What is being asked | Copy all lines below exactly as written. Leave pictures out.

Records for the exercise |
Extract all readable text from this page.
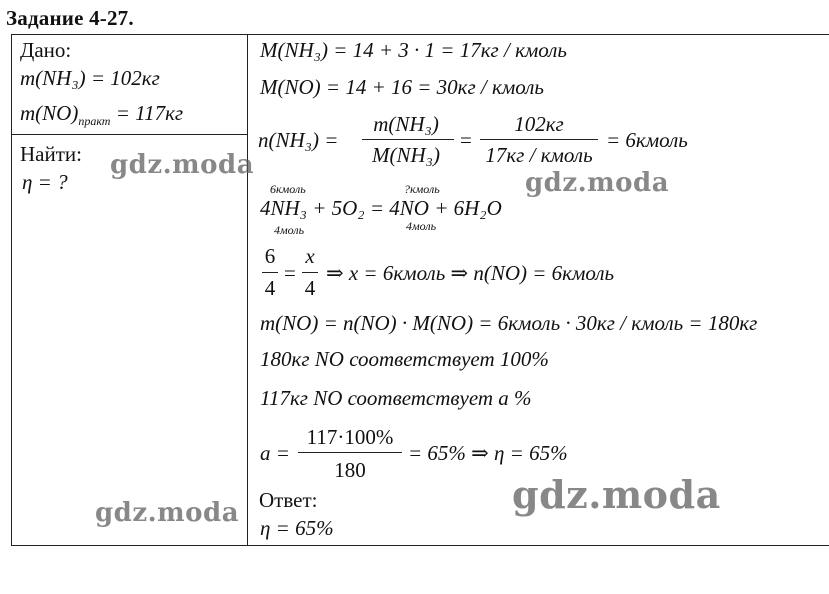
Задание 4-27.
Дано:
m(NH₃) = 102кг
$m(NO)_{практ} = 117кг$
Найти:
η = ?
M(NH₃) = 14 + 3 · 1 = 17кг / кмоль
M(NO) = 14 + 16 = 30кг / кмоль
n(NH₃) =
m(NH₃)
M(NH₃)
=
102кг
17кг / кмоль
= 6кмоль
6кмоль	?кмоль
4NH₃ + 5O₂ = 4NO + 6H₂O
4моль	4моль
6
4
=
x
4
⇒ x = 6кмоль ⇒ n(NO) = 6кмоль
m(NO) = n(NO) · M(NO) = 6кмоль · 30кг / кмоль = 180кг
180кг NO соответствует 100%
117кг NO соответствует a %
a =
117·100%
180
= 65% ⇒ η = 65%
Ответ:
η = 65%
gdz.moda
gdz.moda
gdz.moda	gdz.moda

Output below |
Extract all readable text from this page.
Задание 4-27.
Дано:
m(NH₃) = 102кг
$m(NO)_{практ} = 117кг$
Найти:
η = ?
M(NH₃) = 14 + 3 · 1 = 17кг / кмоль
M(NO) = 14 + 16 = 30кг / кмоль
n(NH₃) =
m(NH₃)
M(NH₃)
=
102кг
17кг / кмоль
= 6кмоль
6кмоль	?кмоль
4NH₃ + 5O₂ = 4NO + 6H₂O
4моль	4моль
6
4
=
x
4
⇒ x = 6кмоль ⇒ n(NO) = 6кмоль
m(NO) = n(NO) · M(NO) = 6кмоль · 30кг / кмоль = 180кг
180кг NO соответствует 100%
117кг NO соответствует a %
a =
117·100%
180
= 65% ⇒ η = 65%
Ответ:
η = 65%
gdz.moda
gdz.moda
gdz.moda	gdz.moda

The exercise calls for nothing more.